- [Requirement]: From the entries that follow, list every line in which the string "team" appears.

(Collected data entries)
========================================
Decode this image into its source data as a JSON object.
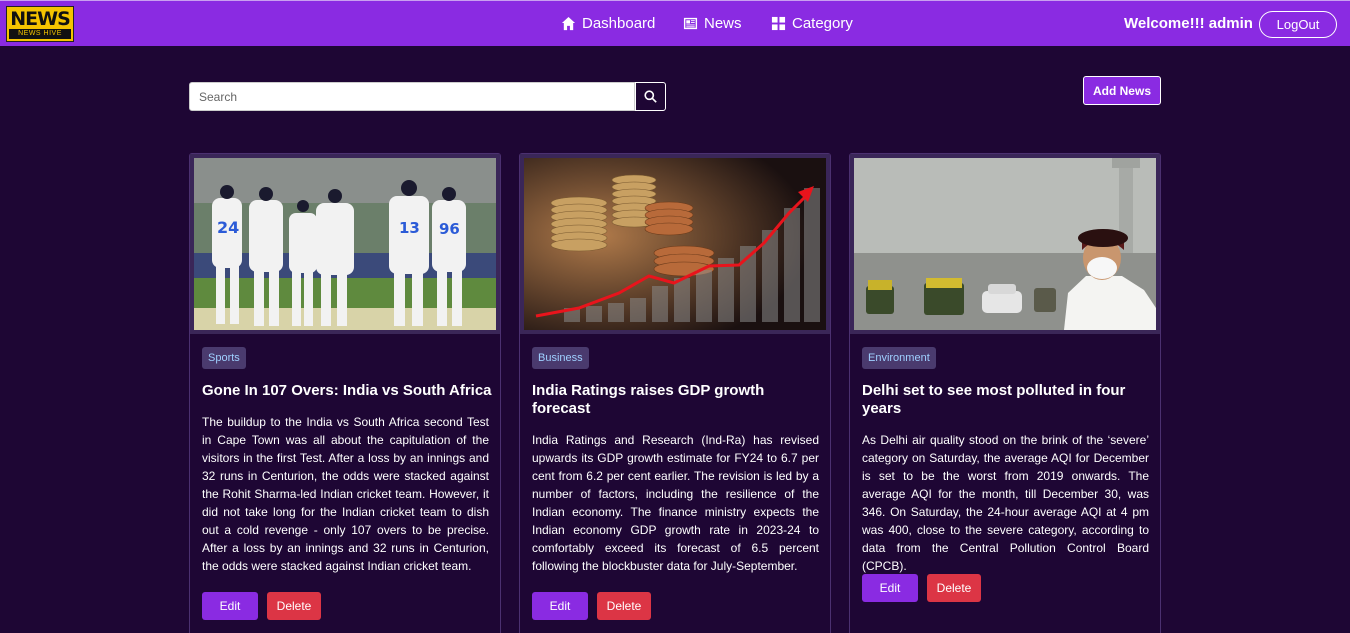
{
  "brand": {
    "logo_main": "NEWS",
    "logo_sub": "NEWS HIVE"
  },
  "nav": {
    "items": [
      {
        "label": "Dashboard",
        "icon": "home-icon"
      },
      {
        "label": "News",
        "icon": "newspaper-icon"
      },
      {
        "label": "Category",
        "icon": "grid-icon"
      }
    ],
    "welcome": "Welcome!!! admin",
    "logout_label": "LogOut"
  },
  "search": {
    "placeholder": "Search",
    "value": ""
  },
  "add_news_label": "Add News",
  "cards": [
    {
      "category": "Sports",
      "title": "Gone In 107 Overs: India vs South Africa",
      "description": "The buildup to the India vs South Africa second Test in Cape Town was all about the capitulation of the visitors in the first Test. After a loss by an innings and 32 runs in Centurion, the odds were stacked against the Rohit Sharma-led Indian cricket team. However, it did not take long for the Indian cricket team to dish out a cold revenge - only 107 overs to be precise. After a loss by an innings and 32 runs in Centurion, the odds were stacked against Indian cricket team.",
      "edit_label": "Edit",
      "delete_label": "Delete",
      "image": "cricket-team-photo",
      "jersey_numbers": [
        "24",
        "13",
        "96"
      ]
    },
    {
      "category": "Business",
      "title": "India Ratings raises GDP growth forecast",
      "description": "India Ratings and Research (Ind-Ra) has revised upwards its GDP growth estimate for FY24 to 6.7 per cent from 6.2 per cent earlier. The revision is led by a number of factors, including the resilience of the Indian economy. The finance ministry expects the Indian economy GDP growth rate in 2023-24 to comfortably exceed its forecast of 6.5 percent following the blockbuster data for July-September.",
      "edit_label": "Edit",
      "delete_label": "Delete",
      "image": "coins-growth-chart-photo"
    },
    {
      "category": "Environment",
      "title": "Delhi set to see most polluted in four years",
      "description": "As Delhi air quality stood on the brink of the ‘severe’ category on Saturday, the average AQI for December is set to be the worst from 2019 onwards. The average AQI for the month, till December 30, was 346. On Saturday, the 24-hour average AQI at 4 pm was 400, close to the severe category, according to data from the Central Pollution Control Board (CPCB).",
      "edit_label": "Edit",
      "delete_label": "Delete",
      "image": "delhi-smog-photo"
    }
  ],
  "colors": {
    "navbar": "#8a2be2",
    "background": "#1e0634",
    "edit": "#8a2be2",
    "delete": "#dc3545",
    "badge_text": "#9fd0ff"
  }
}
========================================
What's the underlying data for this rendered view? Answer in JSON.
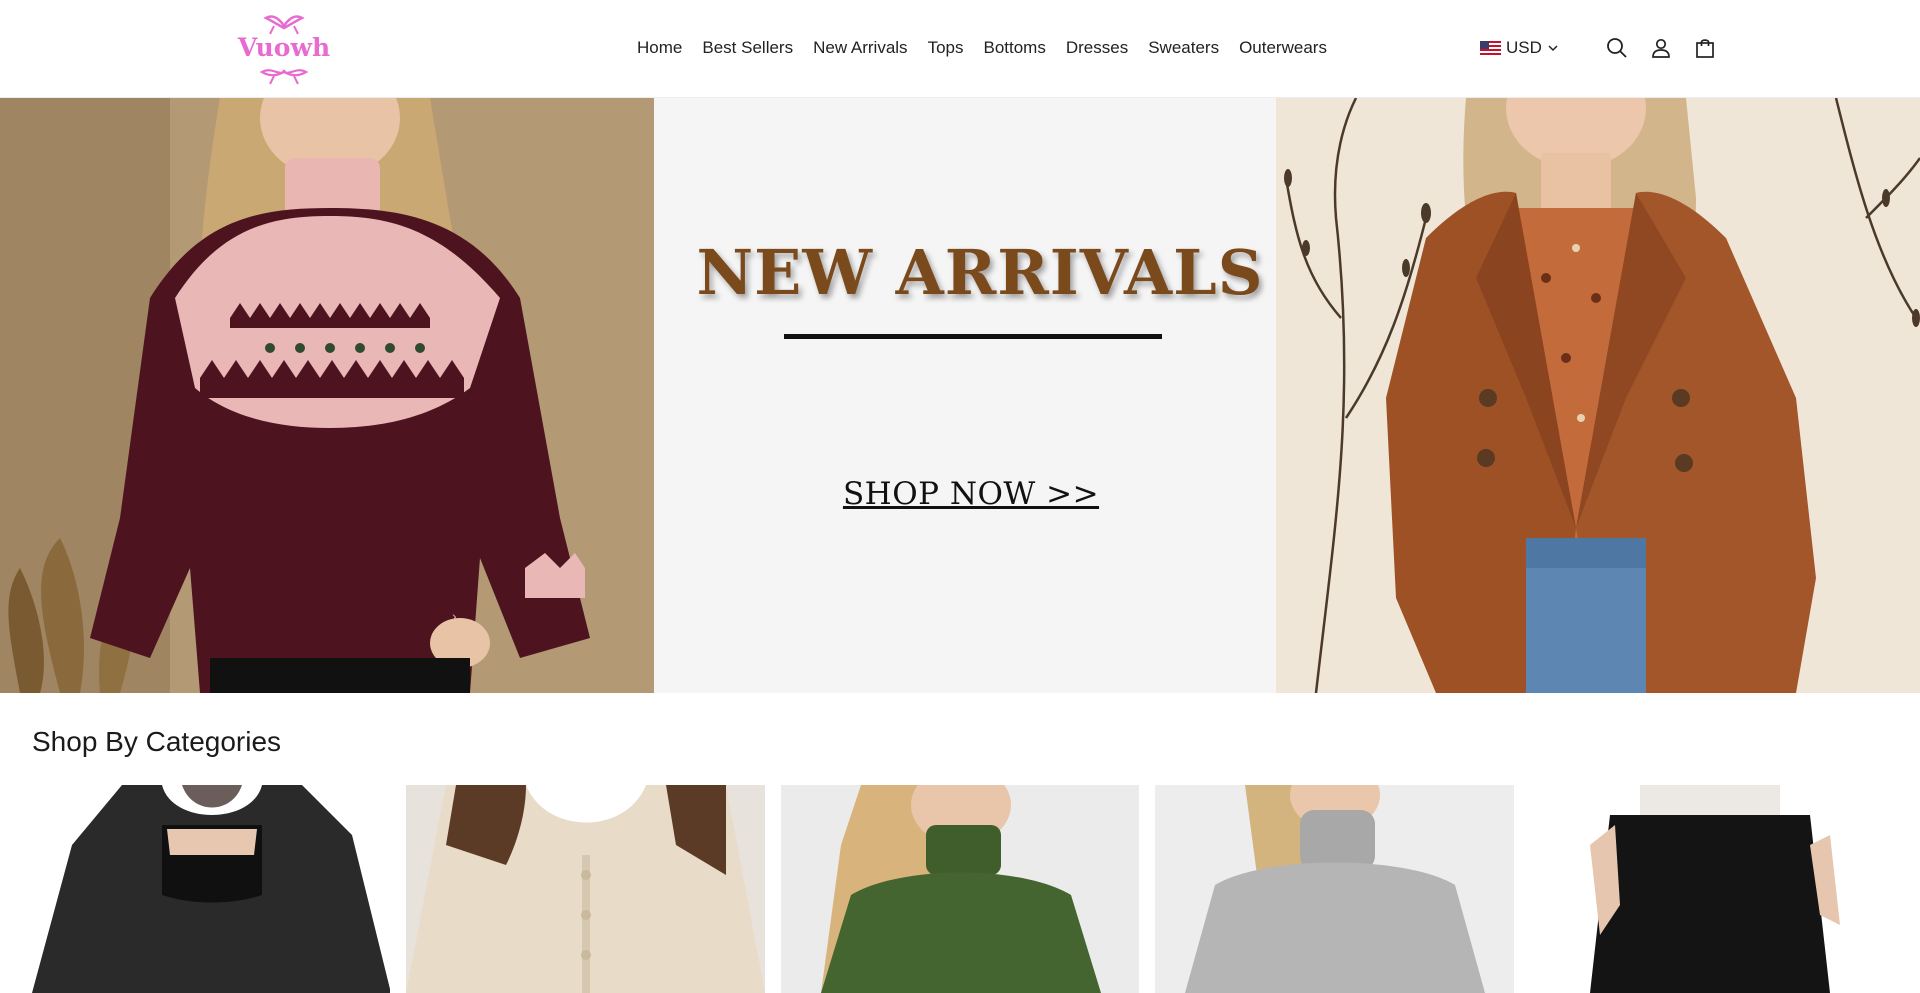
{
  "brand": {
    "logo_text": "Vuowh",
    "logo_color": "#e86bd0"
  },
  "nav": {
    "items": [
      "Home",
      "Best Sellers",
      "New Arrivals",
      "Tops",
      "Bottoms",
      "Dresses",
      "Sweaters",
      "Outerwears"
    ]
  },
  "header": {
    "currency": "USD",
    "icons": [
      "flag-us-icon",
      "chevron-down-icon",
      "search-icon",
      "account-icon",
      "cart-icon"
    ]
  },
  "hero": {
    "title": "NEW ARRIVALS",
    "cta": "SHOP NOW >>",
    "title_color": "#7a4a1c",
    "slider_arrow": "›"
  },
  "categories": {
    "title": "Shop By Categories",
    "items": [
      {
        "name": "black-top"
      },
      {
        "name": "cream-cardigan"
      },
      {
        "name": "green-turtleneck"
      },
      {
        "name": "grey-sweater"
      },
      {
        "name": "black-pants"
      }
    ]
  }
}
========================================
- [Written response]:
      "description": "The buildup to the India vs South Africa second Test in Cape Town was all about the capitulation of the visitors in the first Test. After a loss by an innings and 32 runs in Centurion, the odds were stacked against the Rohit Sharma-led Indian cricket team. However, it did not take long for the Indian cricket team to dish out a cold revenge - only 107 overs to be precise. After a loss by an innings and 32 runs in Centurion, the odds were stacked against Indian cricket team.",
      "image": "cricket-team-photo",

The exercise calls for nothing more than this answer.